WORK TO DO: Please write out everything in the passage on fear and God's love from "But before we" down to "doom and gloom.", word for word.

DOCUMENT EXTRACT:
++++++++++

The authors of the New Testament were not unmindful of the powerful grip fear has on those who would seek to follow Jesus Christ.  The First Letter of John (ch. 3) reminds us that “God is love” and that “Perfect love casts out fear” because fear has to do with torment and punishment, which Jesus Christ came to eliminate by proving once and for all through his life, death, and resurrection God’s abounding and unconditional love.  The Gospel of Luke (chs. 1-2), in relating the events leading up to the birth of Jesus, depicts angels from God telling first Zechariah, then Mary, and finally the shepherds, “Do not be afraid.”  Do not be afraid, God tells humanity through the angels, for I am doing a new thing; humanity could not—or would not—feel my love, so I am sending them a tangible reminder of what I am about.  This reminder is my Son, Jesus, fully human and fully divine, who will show through his teaching and healing my love for all people.  This Jesus, because he is a part of God, shows us as nothing else can the very nature of God, which is love; but, because Jesus is also human just like us, he demonstrates that we who are created in God’s image and likeness are bodily representations of love, too.   

But before we can embrace these truths, we must banish the overwhelming fear that is present in our world.  At the time of Jesus, ordinary people were afraid of the Roman Empire, the poverty that nipped at their heels daily, the constant violence that threatened their world, and the eternal damnation their religion often promised them in the world to come.  We today are similarly afraid of our world situation:  Even though it has been exaggerated out of all proportion by the government, global terrorism is still something to fear; widespread poverty is a frightening reality as we watch corporations and banks fail while jobs and other possibilities for advancement dry up; higher education is expensive and competitive, with no assurance that a degree will mean any job let alone a good one; religions and churches meant to offer solace often offer only more doom and gloom.

++++++++++

PROVIDED MATERIAL:
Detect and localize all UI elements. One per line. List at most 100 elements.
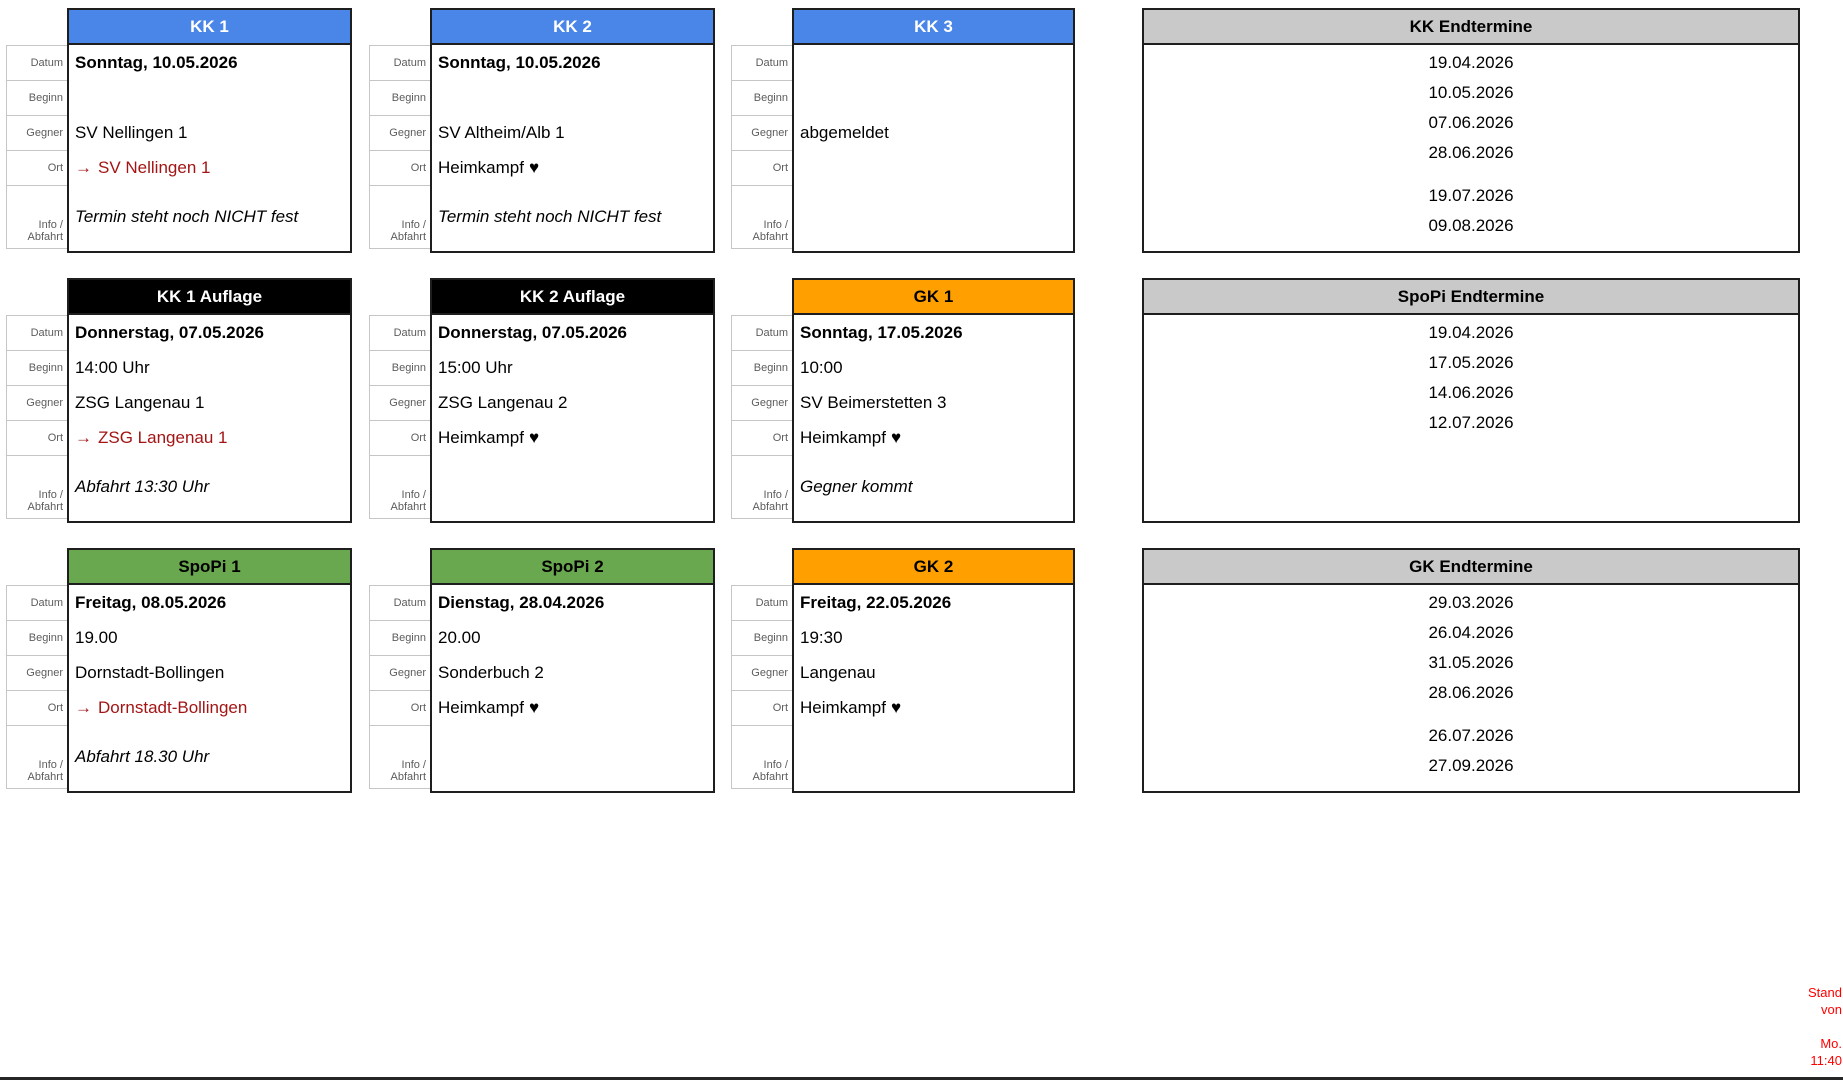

++++++++++

OUTPUT FOR THIS TASK:
But before we can embrace these truths, we must banish the overwhelming fear that is present in our world.  At the time of Jesus, ordinary people were afraid of the Roman Empire, the poverty that nipped at their heels daily, the constant violence that threatened their world, and the eternal damnation their religion often promised them in the world to come.  We today are similarly afraid of our world situation:  Even though it has been exaggerated out of all proportion by the government, global terrorism is still something to fear; widespread poverty is a frightening reality as we watch corporations and banks fail while jobs and other possibilities for advancement dry up; higher education is expensive and competitive, with no assurance that a degree will mean any job let alone a good one; religions and churches meant to offer solace often offer only more doom and gloom.